Stated task: List every line in this data where the string "Create" occurs.

Dataset excerpts:
+++++

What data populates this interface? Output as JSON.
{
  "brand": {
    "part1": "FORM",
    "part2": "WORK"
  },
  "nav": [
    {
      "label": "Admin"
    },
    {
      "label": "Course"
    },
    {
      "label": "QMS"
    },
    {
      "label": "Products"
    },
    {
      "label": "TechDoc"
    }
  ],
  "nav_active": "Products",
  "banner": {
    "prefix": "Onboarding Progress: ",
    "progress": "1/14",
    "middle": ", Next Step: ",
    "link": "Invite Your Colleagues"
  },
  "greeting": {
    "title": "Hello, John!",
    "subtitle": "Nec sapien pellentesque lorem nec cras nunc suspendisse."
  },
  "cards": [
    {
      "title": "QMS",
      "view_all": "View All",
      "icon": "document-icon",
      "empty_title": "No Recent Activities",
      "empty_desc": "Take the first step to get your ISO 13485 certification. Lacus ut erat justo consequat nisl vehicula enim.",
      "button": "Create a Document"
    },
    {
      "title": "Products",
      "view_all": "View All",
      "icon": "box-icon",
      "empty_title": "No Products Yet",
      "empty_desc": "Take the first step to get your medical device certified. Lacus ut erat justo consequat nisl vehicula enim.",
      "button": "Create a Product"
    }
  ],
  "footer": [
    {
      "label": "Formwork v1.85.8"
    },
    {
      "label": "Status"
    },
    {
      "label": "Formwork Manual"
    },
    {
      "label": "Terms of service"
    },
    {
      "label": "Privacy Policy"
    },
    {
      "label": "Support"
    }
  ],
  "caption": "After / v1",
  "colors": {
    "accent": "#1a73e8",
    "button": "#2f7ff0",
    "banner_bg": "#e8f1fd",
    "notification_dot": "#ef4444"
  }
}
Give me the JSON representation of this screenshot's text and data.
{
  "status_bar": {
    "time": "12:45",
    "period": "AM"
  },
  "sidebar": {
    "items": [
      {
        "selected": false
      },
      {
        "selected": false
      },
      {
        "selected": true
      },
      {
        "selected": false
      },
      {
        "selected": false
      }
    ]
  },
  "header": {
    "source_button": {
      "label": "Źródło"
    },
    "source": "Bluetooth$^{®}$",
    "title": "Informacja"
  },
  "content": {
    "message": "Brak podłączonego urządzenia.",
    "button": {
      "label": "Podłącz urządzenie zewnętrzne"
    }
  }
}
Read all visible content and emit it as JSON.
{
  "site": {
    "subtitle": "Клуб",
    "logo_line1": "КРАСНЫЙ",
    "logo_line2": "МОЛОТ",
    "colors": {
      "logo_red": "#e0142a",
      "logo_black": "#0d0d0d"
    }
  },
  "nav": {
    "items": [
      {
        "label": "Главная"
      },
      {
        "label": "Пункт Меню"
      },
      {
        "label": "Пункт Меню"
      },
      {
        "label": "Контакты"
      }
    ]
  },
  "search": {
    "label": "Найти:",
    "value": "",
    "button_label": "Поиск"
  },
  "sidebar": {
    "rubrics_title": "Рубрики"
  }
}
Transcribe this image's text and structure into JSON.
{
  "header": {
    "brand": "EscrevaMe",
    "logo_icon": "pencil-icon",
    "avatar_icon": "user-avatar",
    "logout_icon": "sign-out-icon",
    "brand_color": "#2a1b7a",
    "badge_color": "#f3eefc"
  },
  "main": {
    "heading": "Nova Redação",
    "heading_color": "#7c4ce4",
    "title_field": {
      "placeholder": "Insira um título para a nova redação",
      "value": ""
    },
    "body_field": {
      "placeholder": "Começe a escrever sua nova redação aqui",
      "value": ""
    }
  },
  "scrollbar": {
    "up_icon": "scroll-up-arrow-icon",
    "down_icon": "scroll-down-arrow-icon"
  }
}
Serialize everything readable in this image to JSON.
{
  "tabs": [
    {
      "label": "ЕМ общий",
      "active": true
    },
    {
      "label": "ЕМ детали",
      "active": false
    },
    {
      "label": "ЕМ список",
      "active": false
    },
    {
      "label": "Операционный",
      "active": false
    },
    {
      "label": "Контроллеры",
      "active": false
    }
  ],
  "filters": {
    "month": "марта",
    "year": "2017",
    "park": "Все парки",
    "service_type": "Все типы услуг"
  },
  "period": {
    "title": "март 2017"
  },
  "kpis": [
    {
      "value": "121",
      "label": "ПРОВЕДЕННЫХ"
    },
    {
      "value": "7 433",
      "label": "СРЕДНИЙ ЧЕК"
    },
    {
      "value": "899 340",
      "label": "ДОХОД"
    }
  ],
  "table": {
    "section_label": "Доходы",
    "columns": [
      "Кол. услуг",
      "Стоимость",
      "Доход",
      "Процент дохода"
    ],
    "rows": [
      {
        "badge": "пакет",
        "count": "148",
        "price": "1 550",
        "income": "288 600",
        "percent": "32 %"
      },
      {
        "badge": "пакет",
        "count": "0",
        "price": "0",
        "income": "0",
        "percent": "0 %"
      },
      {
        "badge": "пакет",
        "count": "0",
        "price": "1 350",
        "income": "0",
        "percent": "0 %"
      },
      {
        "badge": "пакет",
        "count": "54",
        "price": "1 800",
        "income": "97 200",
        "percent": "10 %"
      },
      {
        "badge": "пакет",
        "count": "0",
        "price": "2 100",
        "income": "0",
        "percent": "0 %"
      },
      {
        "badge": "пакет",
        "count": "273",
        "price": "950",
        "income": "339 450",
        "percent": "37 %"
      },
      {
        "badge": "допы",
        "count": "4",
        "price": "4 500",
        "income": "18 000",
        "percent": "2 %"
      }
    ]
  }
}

+++++

Exercise response:
      "button": "Create a Document"
      "button": "Create a Product"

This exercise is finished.